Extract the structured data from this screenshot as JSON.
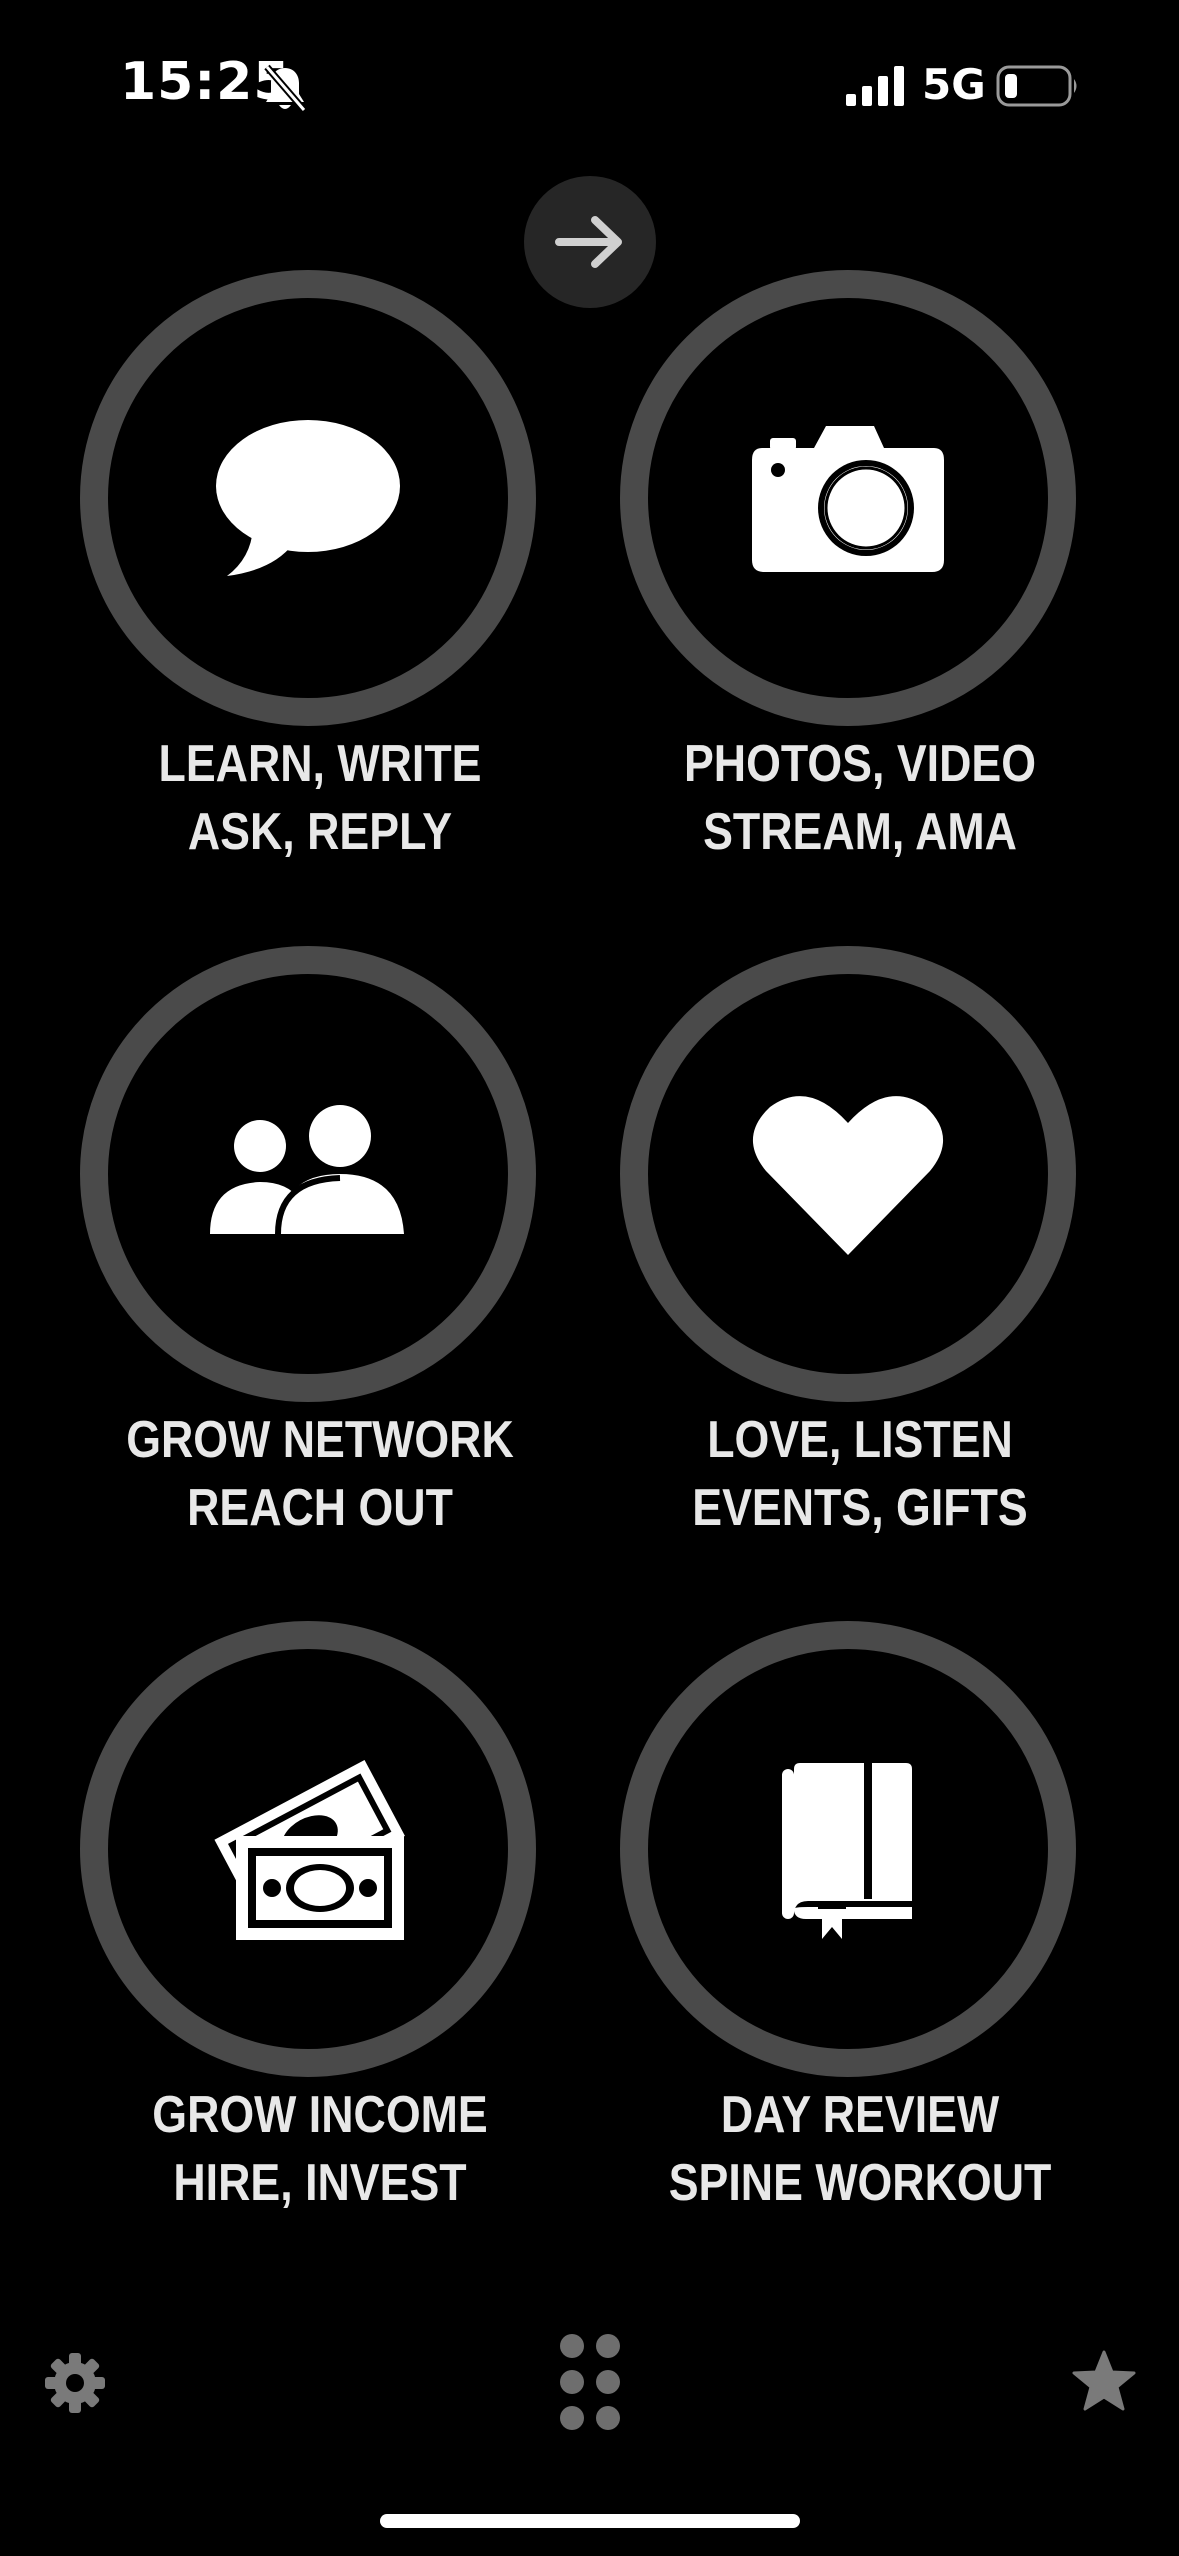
{
  "status_bar": {
    "time": "15:25",
    "network": "5G",
    "icons": [
      "bell-slash-icon",
      "signal-bars-icon",
      "battery-low-icon"
    ]
  },
  "top": {
    "arrow_icon": "arrow-right-icon"
  },
  "tiles": [
    {
      "icon": "chat-bubble-icon",
      "line1": "LEARN, WRITE",
      "line2": "ASK, REPLY"
    },
    {
      "icon": "camera-icon",
      "line1": "PHOTOS, VIDEO",
      "line2": "STREAM, AMA"
    },
    {
      "icon": "people-icon",
      "line1": "GROW NETWORK",
      "line2": "REACH OUT"
    },
    {
      "icon": "heart-icon",
      "line1": "LOVE, LISTEN",
      "line2": "EVENTS, GIFTS"
    },
    {
      "icon": "money-icon",
      "line1": "GROW INCOME",
      "line2": "HIRE, INVEST"
    },
    {
      "icon": "book-icon",
      "line1": "DAY REVIEW",
      "line2": "SPINE WORKOUT"
    }
  ],
  "bottom_bar": {
    "icons": [
      "gear-icon",
      "apps-grid-icon",
      "star-icon"
    ]
  },
  "colors": {
    "background": "#000000",
    "ring": "#4a4a4a",
    "label": "#e8e8e8",
    "icon": "#ffffff",
    "muted_icon": "#7a7a7a"
  }
}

#### [GIVEN TASK]
Copy each line above that contains the string "GROW".

#### [FULL OUTPUT]
      "line1": "GROW NETWORK",
      "line1": "GROW INCOME",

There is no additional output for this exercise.